(Stored data)
__________
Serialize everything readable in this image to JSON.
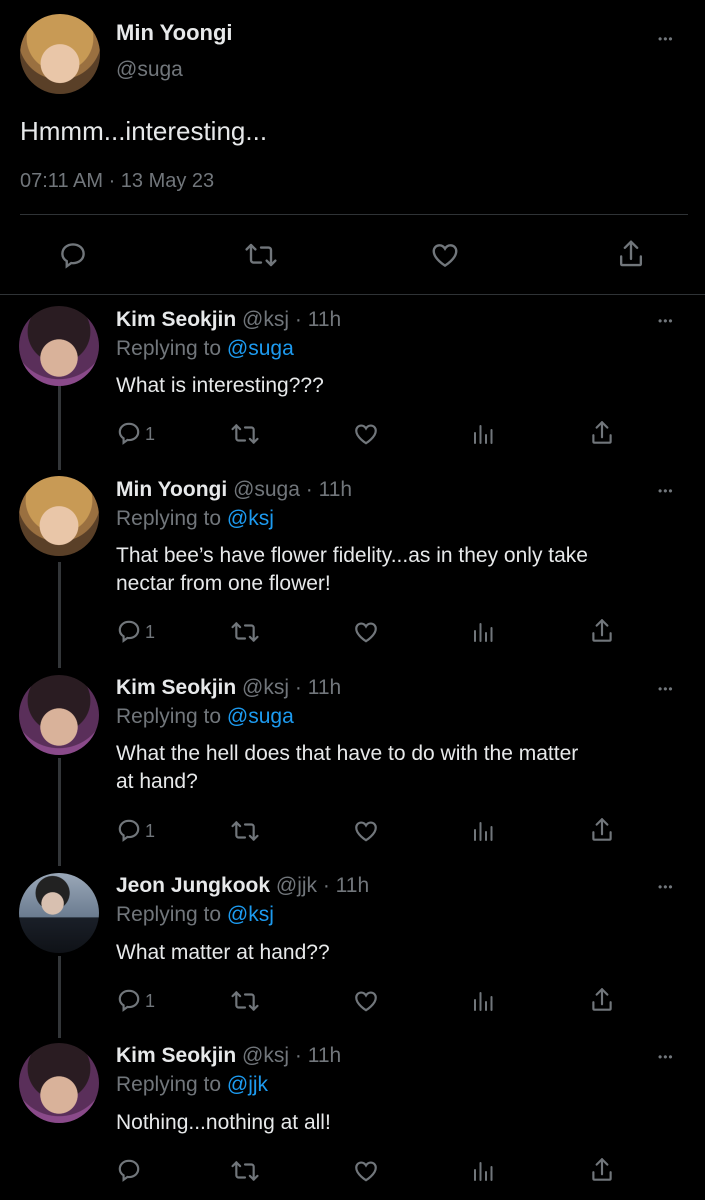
{
  "main_tweet": {
    "name": "Min Yoongi",
    "handle": "@suga",
    "text": "Hmmm...interesting...",
    "timestamp": "07:11 AM · 13 May 23",
    "more_label": "•••"
  },
  "replies": [
    {
      "name": "Kim Seokjin",
      "meta": "@ksj · 11h",
      "replying_prefix": "Replying to ",
      "replying_to": "@suga",
      "text_lines": [
        "What is interesting???"
      ],
      "reply_count": "1",
      "more_label": "•••"
    },
    {
      "name": "Min Yoongi",
      "meta": "@suga · 11h",
      "replying_prefix": "Replying to ",
      "replying_to": "@ksj",
      "text_lines": [
        "That bee’s have flower fidelity...as in they only take",
        "nectar from one flower!"
      ],
      "reply_count": "1",
      "more_label": "•••"
    },
    {
      "name": "Kim Seokjin",
      "meta": "@ksj · 11h",
      "replying_prefix": "Replying to ",
      "replying_to": "@suga",
      "text_lines": [
        "What the hell does that have to do with the matter",
        "at hand?"
      ],
      "reply_count": "1",
      "more_label": "•••"
    },
    {
      "name": "Jeon Jungkook",
      "meta": "@jjk · 11h",
      "replying_prefix": "Replying to ",
      "replying_to": "@ksj",
      "text_lines": [
        "What matter at hand??"
      ],
      "reply_count": "1",
      "more_label": "•••"
    },
    {
      "name": "Kim Seokjin",
      "meta": "@ksj · 11h",
      "replying_prefix": "Replying to ",
      "replying_to": "@jjk",
      "text_lines": [
        "Nothing...nothing at all!"
      ],
      "reply_count": "",
      "more_label": "•••"
    }
  ],
  "icons": {
    "reply": "speech-bubble-icon",
    "retweet": "retweet-icon",
    "like": "heart-icon",
    "views": "bar-chart-icon",
    "share": "share-icon"
  },
  "colors": {
    "background": "#000000",
    "text": "#e7e9ea",
    "muted": "#71767b",
    "link": "#1d9bf0",
    "divider": "#2f3336"
  }
}
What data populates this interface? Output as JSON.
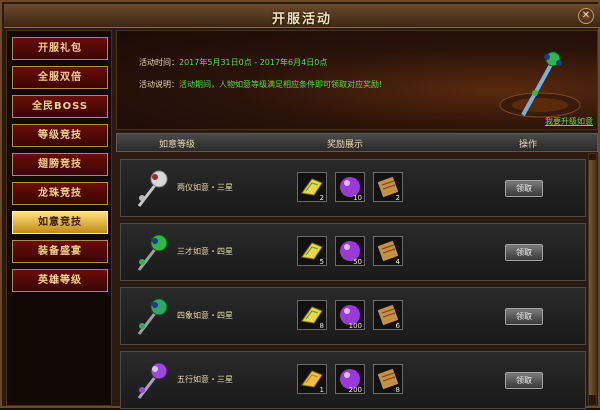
{
  "window": {
    "title": "开服活动",
    "close_glyph": "✕"
  },
  "sidebar": {
    "items": [
      {
        "label": "开服礼包",
        "active": false
      },
      {
        "label": "全服双倍",
        "active": false
      },
      {
        "label": "全民BOSS",
        "active": false
      },
      {
        "label": "等级竞技",
        "active": false
      },
      {
        "label": "翅膀竞技",
        "active": false
      },
      {
        "label": "龙珠竞技",
        "active": false
      },
      {
        "label": "如意竞技",
        "active": true
      },
      {
        "label": "装备盛宴",
        "active": false
      },
      {
        "label": "英雄等级",
        "active": false
      }
    ]
  },
  "banner": {
    "time_label": "活动时间：",
    "time_value": "2017年5月31日0点 - 2017年6月4日0点",
    "desc_label": "活动说明：",
    "desc_value": "活动期间，人物如意等级满足相应条件即可领取对应奖励!",
    "upgrade_link": "我要升级如意"
  },
  "table": {
    "col_level": "如意等级",
    "col_reward": "奖励展示",
    "col_action": "操作"
  },
  "rows": [
    {
      "name": "两仪如意・三星",
      "rewards": [
        "2",
        "10",
        "2"
      ],
      "button": "领取",
      "gem_color": "#d8d8d8"
    },
    {
      "name": "三才如意・四星",
      "rewards": [
        "5",
        "50",
        "4"
      ],
      "button": "领取",
      "gem_color": "#2fb84a"
    },
    {
      "name": "四象如意・四星",
      "rewards": [
        "8",
        "100",
        "6"
      ],
      "button": "领取",
      "gem_color": "#2fa86a"
    },
    {
      "name": "五行如意・三星",
      "rewards": [
        "1",
        "200",
        "8"
      ],
      "button": "领取",
      "gem_color": "#9a4ad8"
    }
  ],
  "icons": {
    "reward_1": "wings-item-icon",
    "reward_2": "purple-orb-icon",
    "reward_3": "scroll-icon"
  },
  "colors": {
    "accent_green": "#5edb3a",
    "active_tab": "#f0c040",
    "tab_red": "#6a0d0a"
  }
}
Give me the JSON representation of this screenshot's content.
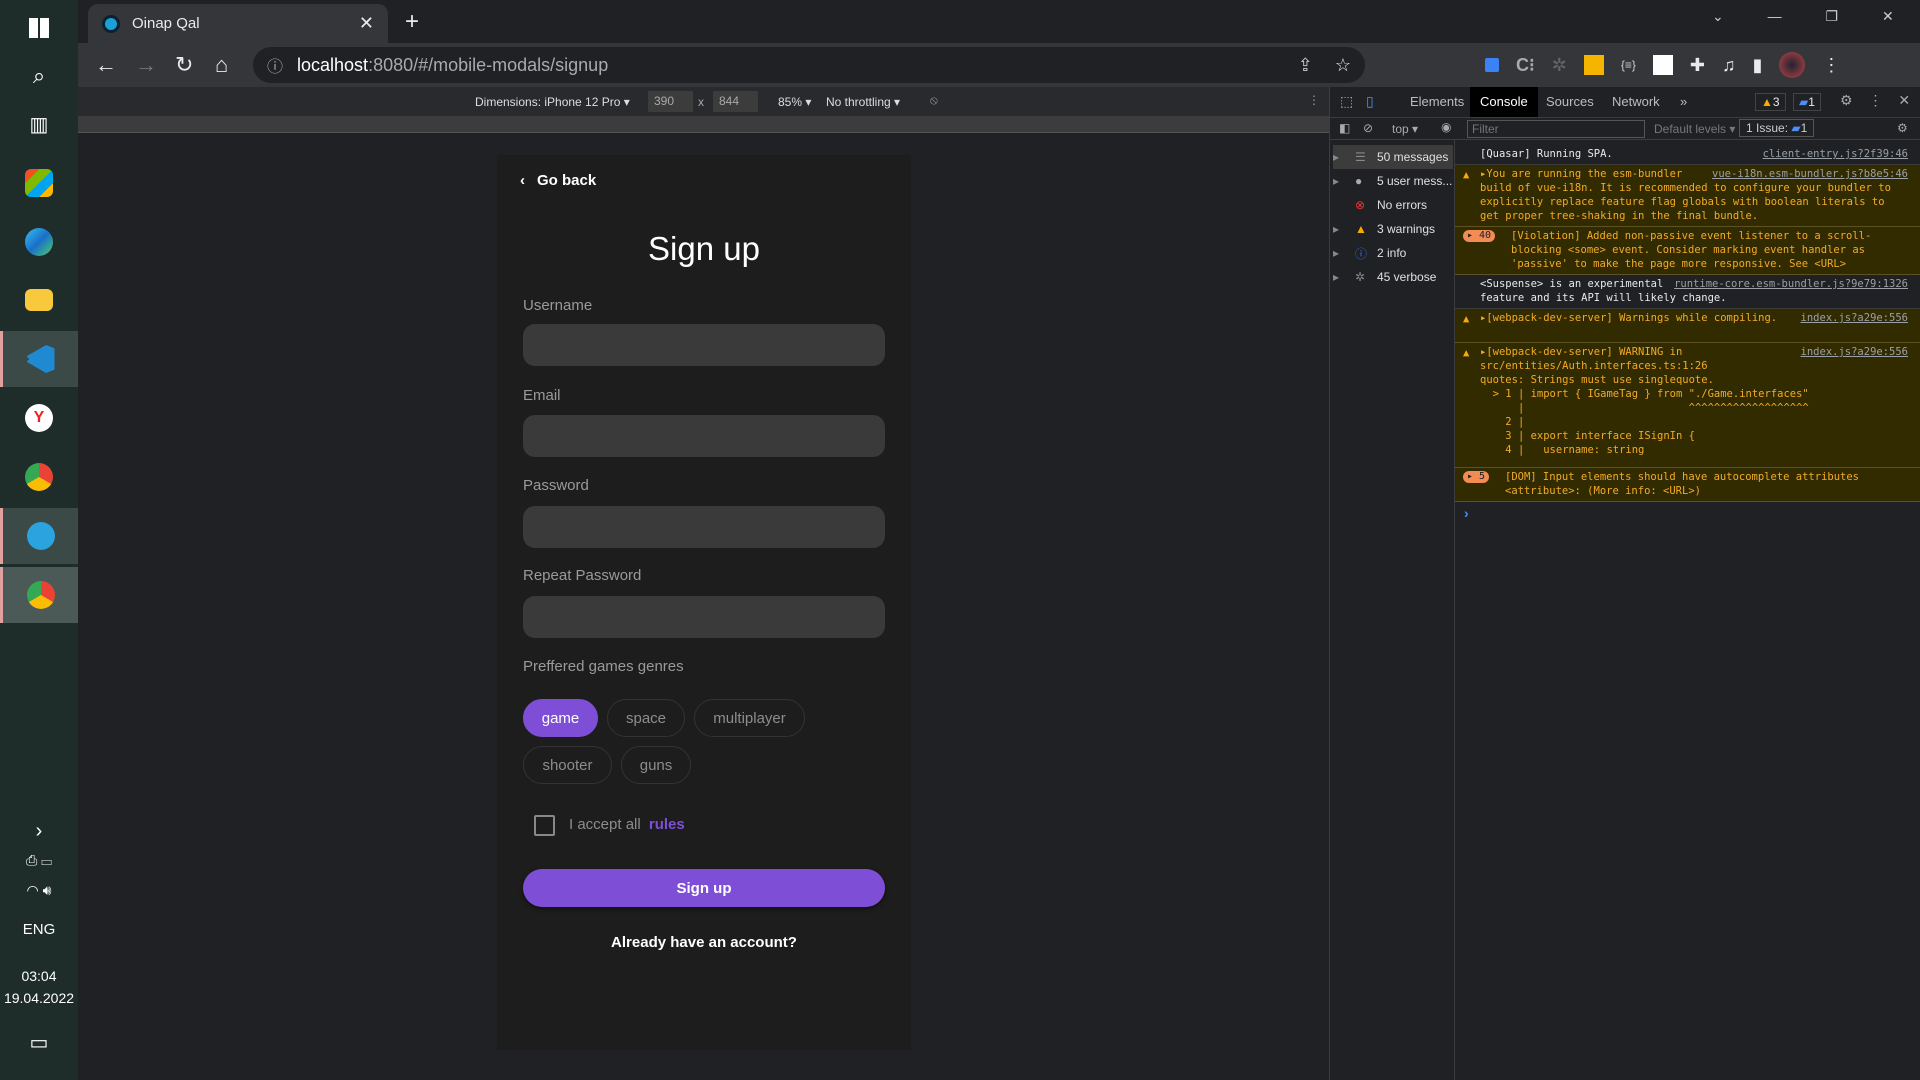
{
  "taskbar": {
    "tray": {
      "lang": "ENG",
      "time": "03:04",
      "date": "19.04.2022"
    }
  },
  "browser": {
    "tab_title": "Oinap Qal",
    "url_host": "localhost",
    "url_rest": ":8080/#/mobile-modals/signup"
  },
  "device_toolbar": {
    "dimensions": "Dimensions: iPhone 12 Pro ▾",
    "width": "390",
    "height": "844",
    "zoom": "85% ▾",
    "throttling": "No throttling ▾",
    "x": "x"
  },
  "app": {
    "go_back": "Go back",
    "title": "Sign up",
    "fields": [
      {
        "label": "Username",
        "value": ""
      },
      {
        "label": "Email",
        "value": ""
      },
      {
        "label": "Password",
        "value": ""
      },
      {
        "label": "Repeat Password",
        "value": ""
      }
    ],
    "genres_label": "Preffered games genres",
    "genres": [
      {
        "label": "game",
        "selected": true
      },
      {
        "label": "space",
        "selected": false
      },
      {
        "label": "multiplayer",
        "selected": false
      },
      {
        "label": "shooter",
        "selected": false
      },
      {
        "label": "guns",
        "selected": false
      }
    ],
    "accept_text": "I accept all",
    "rules_link": "rules",
    "submit": "Sign up",
    "have_account": "Already have an account?",
    "accent": "#7e4fd6"
  },
  "devtools": {
    "tabs": [
      "Elements",
      "Console",
      "Sources",
      "Network",
      "»"
    ],
    "warn_count": "3",
    "msg_count": "1",
    "context": "top ▾",
    "filter_placeholder": "Filter",
    "levels": "Default levels ▾",
    "issues": "1 Issue:",
    "issues_count": "1",
    "sidebar": [
      "50 messages",
      "5 user mess...",
      "No errors",
      "3 warnings",
      "2 info",
      "45 verbose"
    ],
    "messages": [
      {
        "type": "info",
        "text": "[Quasar] Running SPA.",
        "src": "client-entry.js?2f39:46"
      },
      {
        "type": "warn",
        "text": "▸You are running the esm-bundler build of vue-i18n. It is recommended to configure your bundler to explicitly replace feature flag globals with boolean literals to get proper tree-shaking in the final bundle.",
        "src": "vue-i18n.esm-bundler.js?b8e5:46"
      },
      {
        "type": "violation",
        "count": "▸ 40",
        "text": "[Violation] Added non-passive event listener to a scroll-blocking <some> event. Consider marking event handler as 'passive' to make the page more responsive. See <URL>",
        "src": ""
      },
      {
        "type": "info",
        "text": "<Suspense> is an experimental feature and its API will likely change.",
        "src": "runtime-core.esm-bundler.js?9e79:1326"
      },
      {
        "type": "warn",
        "text": "▸[webpack-dev-server] Warnings while compiling.",
        "src": "index.js?a29e:556"
      },
      {
        "type": "warn",
        "text": "▸[webpack-dev-server] WARNING in src/entities/Auth.interfaces.ts:1:26\nquotes: Strings must use singlequote.\n  > 1 | import { IGameTag } from \"./Game.interfaces\"\n      |                          ^^^^^^^^^^^^^^^^^^^\n    2 |\n    3 | export interface ISignIn {\n    4 |   username: string",
        "src": "index.js?a29e:556"
      },
      {
        "type": "violation",
        "count": "▸ 5",
        "text": "[DOM] Input elements should have autocomplete attributes <attribute>: (More info: <URL>)",
        "src": ""
      }
    ],
    "prompt": "›"
  }
}
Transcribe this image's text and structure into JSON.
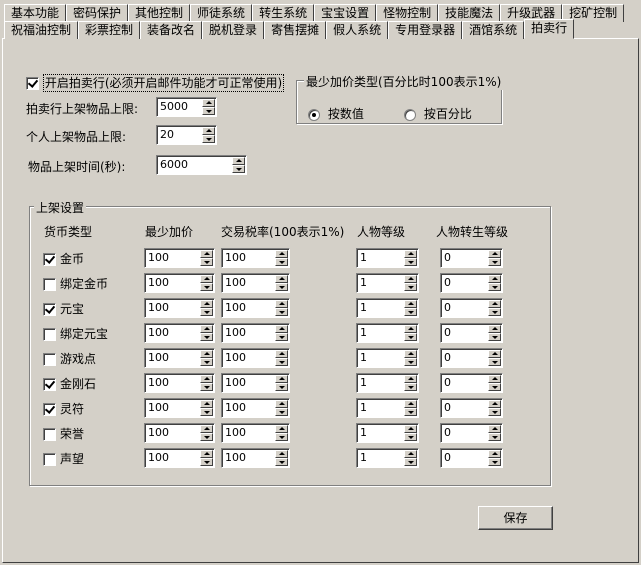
{
  "tabs_row1": [
    "基本功能",
    "密码保护",
    "其他控制",
    "师徒系统",
    "转生系统",
    "宝宝设置",
    "怪物控制",
    "技能魔法",
    "升级武器",
    "挖矿控制"
  ],
  "tabs_row2": [
    "祝福油控制",
    "彩票控制",
    "装备改名",
    "脱机登录",
    "寄售摆摊",
    "假人系统",
    "专用登录器",
    "酒馆系统",
    "拍卖行"
  ],
  "active_tab": "拍卖行",
  "auction": {
    "enable_label": "开启拍卖行(必须开启邮件功能才可正常使用)",
    "enable_checked": true,
    "limits": [
      {
        "label": "拍卖行上架物品上限:",
        "value": "5000"
      },
      {
        "label": "个人上架物品上限:",
        "value": "20"
      },
      {
        "label": "物品上架时间(秒):",
        "value": "6000"
      }
    ]
  },
  "min_increase": {
    "title": "最少加价类型(百分比时100表示1%)",
    "options": [
      {
        "label": "按数值",
        "selected": true
      },
      {
        "label": "按百分比",
        "selected": false
      }
    ]
  },
  "listing": {
    "title": "上架设置",
    "headers": [
      "货币类型",
      "最少加价",
      "交易税率(100表示1%)",
      "人物等级",
      "人物转生等级"
    ],
    "rows": [
      {
        "currency": "金币",
        "checked": true,
        "min_increase": "100",
        "tax": "100",
        "level": "1",
        "rebirth": "0"
      },
      {
        "currency": "绑定金币",
        "checked": false,
        "min_increase": "100",
        "tax": "100",
        "level": "1",
        "rebirth": "0"
      },
      {
        "currency": "元宝",
        "checked": true,
        "min_increase": "100",
        "tax": "100",
        "level": "1",
        "rebirth": "0"
      },
      {
        "currency": "绑定元宝",
        "checked": false,
        "min_increase": "100",
        "tax": "100",
        "level": "1",
        "rebirth": "0"
      },
      {
        "currency": "游戏点",
        "checked": false,
        "min_increase": "100",
        "tax": "100",
        "level": "1",
        "rebirth": "0"
      },
      {
        "currency": "金刚石",
        "checked": true,
        "min_increase": "100",
        "tax": "100",
        "level": "1",
        "rebirth": "0"
      },
      {
        "currency": "灵符",
        "checked": true,
        "min_increase": "100",
        "tax": "100",
        "level": "1",
        "rebirth": "0"
      },
      {
        "currency": "荣誉",
        "checked": false,
        "min_increase": "100",
        "tax": "100",
        "level": "1",
        "rebirth": "0"
      },
      {
        "currency": "声望",
        "checked": false,
        "min_increase": "100",
        "tax": "100",
        "level": "1",
        "rebirth": "0"
      }
    ]
  },
  "save_label": "保存"
}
__________
[Written instruction]
Pull every line containing the word "currency" out of the material and copy it.

[The response]
        "currency": "金币",
        "currency": "绑定金币",
        "currency": "元宝",
        "currency": "绑定元宝",
        "currency": "游戏点",
        "currency": "金刚石",
        "currency": "灵符",
        "currency": "荣誉",
        "currency": "声望",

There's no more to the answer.